→ Aim
Count how many lines below include the string "آخرین", and give that number without anything else.

→ Dataset excerpts
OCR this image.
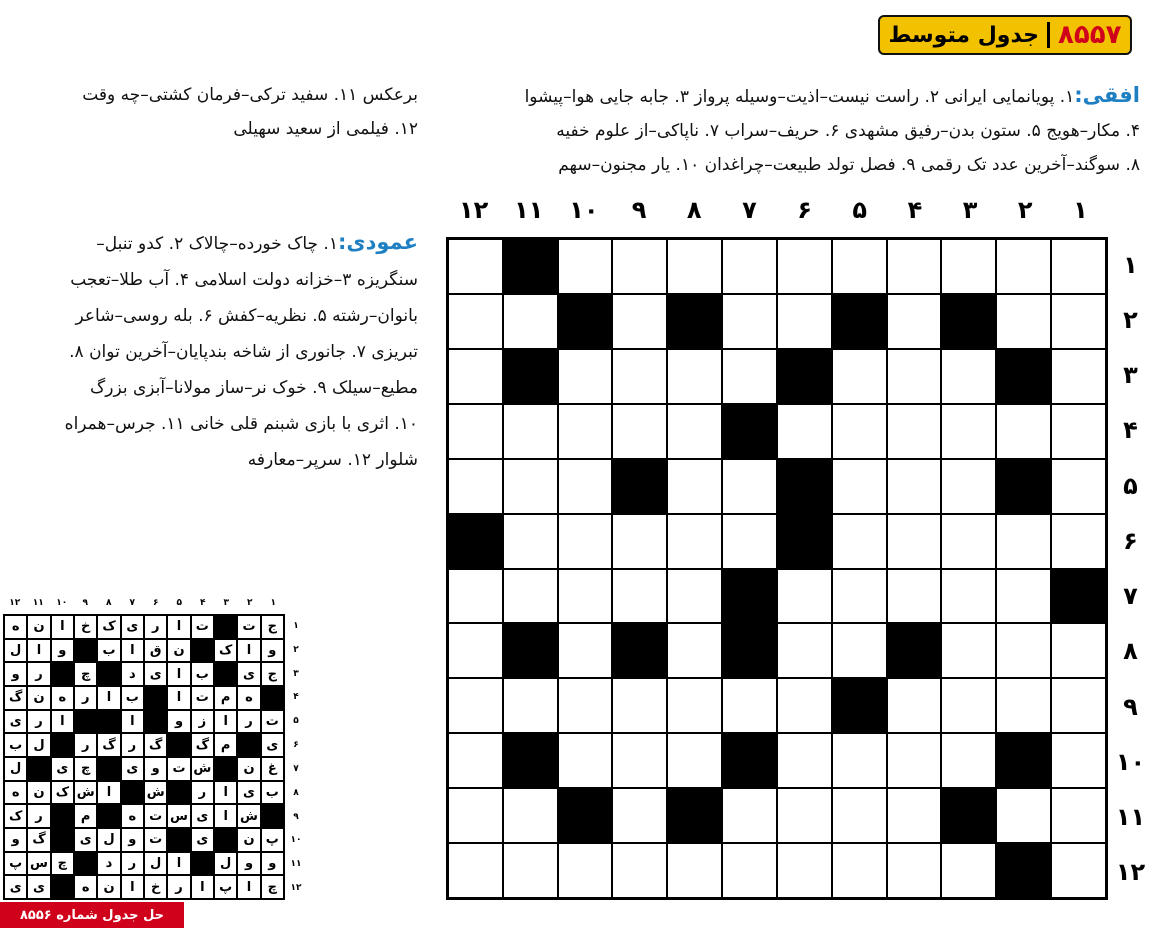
جدول متوسط ۸۵۵۷
افقی:۱. پویانمایی ایرانی ۲. راست نیست–اذیت–وسیله پرواز ۳. جابه جایی هوا–پیشوا
۴. مکار–هویج ۵. ستون بدن–رفیق مشهدی ۶. حریف–سراب ۷. ناپاکی–از علوم خفیه
۸. سوگند–آخرین عدد تک رقمی ۹. فصل تولد طبیعت–چراغدان ۱۰. یار مجنون–سهم
برعکس ۱۱. سفید ترکی–فرمان کشتی–چه وقت
۱۲. فیلمی از سعید سهیلی
عمودی:۱. چاک خورده–چالاک ۲. کدو تنبل–
سنگریزه ۳–خزانه دولت اسلامی ۴. آب طلا–تعجب
بانوان–رشته ۵. نظریه–کفش ۶. بله روسی–شاعر
تبریزی ۷. جانوری از شاخه بندپایان–آخرین توان ۸.
مطیع–سیلک ۹. خوک نر–ساز مولانا–آبزی بزرگ
۱۰. اثری با بازی شبنم قلی خانی ۱۱. جرس–همراه
شلوار ۱۲. سرپر–معارفه
۱
۲
۳
۴
۵
۶
۷
۸
۹
۱۰
۱۱
۱۲
۱
۲
۳
۴
۵
۶
۷
۸
۹
۱۰
۱۱
۱۲
۱
۲
۳
۴
۵
۶
۷
۸
۹
۱۰
۱۱
۱۲
۱
۲
۳
۴
۵
۶
۷
۸
۹
۱۰
۱۱
۱۲
ج
ت
ت
ا
ر
ی
ک
خ
ا
ن
ه
و
ا
ک
ن
ق
ا
ب
و
ا
ل
ج
ی
ب
ا
ی
د
چ
ر
و
ه
م
ت
ا
ب
ا
ر
ه
ن
گ
ت
ر
ا
ز
و
ا
ا
ر
ی
ی
م
گ
گ
ر
گ
ر
ل
ب
غ
ن
ش
ت
و
ی
چ
ی
ل
ب
ی
ا
ر
ش
ا
ش
ک
ن
ه
ش
ا
ی
س
ت
ه
م
ر
ک
پ
ن
ی
ت
و
ل
ی
گ
و
و
و
ل
ا
ل
ر
د
چ
س
پ
چ
ا
پ
ا
ر
خ
ا
ن
ه
ی
ی
حل جدول شماره ۸۵۵۶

→ Response to the exercise
2